§ Required task:
Will you extract the entries word for word? Images should not appear in the copy.

[Start of Entries shown]

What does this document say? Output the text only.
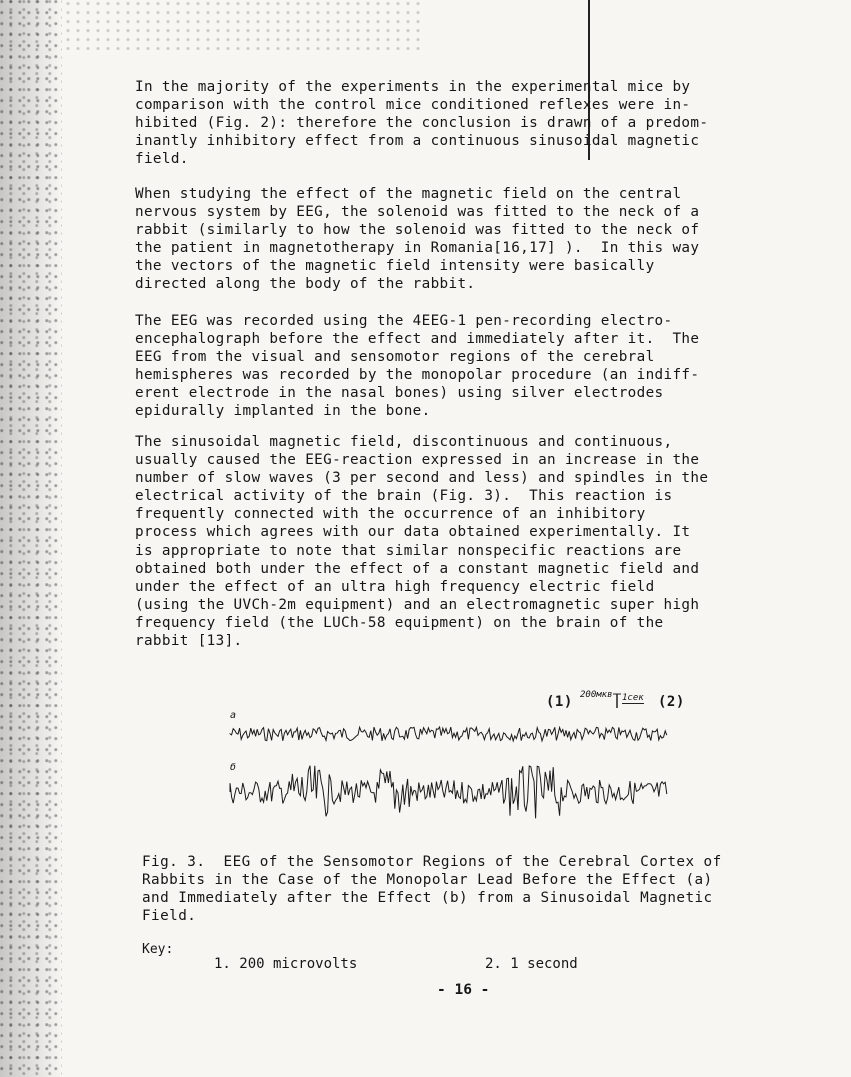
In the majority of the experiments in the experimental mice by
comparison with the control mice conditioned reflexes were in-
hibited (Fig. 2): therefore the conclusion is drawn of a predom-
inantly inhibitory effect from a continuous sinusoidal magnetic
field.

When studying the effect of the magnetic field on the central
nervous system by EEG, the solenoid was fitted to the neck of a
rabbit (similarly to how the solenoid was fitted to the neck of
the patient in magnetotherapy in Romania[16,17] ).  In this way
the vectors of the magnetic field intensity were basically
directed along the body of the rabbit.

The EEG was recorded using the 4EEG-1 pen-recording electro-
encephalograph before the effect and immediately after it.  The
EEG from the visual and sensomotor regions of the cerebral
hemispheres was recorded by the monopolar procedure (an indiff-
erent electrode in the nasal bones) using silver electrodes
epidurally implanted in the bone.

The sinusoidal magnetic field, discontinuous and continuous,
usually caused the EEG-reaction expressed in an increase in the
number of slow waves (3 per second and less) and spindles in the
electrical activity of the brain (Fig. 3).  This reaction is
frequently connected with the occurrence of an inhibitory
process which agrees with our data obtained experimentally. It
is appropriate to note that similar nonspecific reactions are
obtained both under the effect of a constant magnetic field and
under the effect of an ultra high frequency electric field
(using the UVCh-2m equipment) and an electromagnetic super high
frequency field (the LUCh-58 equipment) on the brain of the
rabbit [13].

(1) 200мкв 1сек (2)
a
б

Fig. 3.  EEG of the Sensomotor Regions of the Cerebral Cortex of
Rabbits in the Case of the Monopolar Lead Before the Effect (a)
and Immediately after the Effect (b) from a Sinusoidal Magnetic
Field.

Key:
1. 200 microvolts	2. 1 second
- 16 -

[End of Entries shown]

§ Answer below:
What does this document say? Output the text only.
In the majority of the experiments in the experimental mice by
comparison with the control mice conditioned reflexes were in-
hibited (Fig. 2): therefore the conclusion is drawn of a predom-
inantly inhibitory effect from a continuous sinusoidal magnetic
field.

When studying the effect of the magnetic field on the central
nervous system by EEG, the solenoid was fitted to the neck of a
rabbit (similarly to how the solenoid was fitted to the neck of
the patient in magnetotherapy in Romania[16,17] ).  In this way
the vectors of the magnetic field intensity were basically
directed along the body of the rabbit.

The EEG was recorded using the 4EEG-1 pen-recording electro-
encephalograph before the effect and immediately after it.  The
EEG from the visual and sensomotor regions of the cerebral
hemispheres was recorded by the monopolar procedure (an indiff-
erent electrode in the nasal bones) using silver electrodes
epidurally implanted in the bone.

The sinusoidal magnetic field, discontinuous and continuous,
usually caused the EEG-reaction expressed in an increase in the
number of slow waves (3 per second and less) and spindles in the
electrical activity of the brain (Fig. 3).  This reaction is
frequently connected with the occurrence of an inhibitory
process which agrees with our data obtained experimentally. It
is appropriate to note that similar nonspecific reactions are
obtained both under the effect of a constant magnetic field and
under the effect of an ultra high frequency electric field
(using the UVCh-2m equipment) and an electromagnetic super high
frequency field (the LUCh-58 equipment) on the brain of the
rabbit [13].

(1) 200мкв 1сек (2)
a
б

Fig. 3.  EEG of the Sensomotor Regions of the Cerebral Cortex of
Rabbits in the Case of the Monopolar Lead Before the Effect (a)
and Immediately after the Effect (b) from a Sinusoidal Magnetic
Field.

Key:
1. 200 microvolts	2. 1 second
- 16 -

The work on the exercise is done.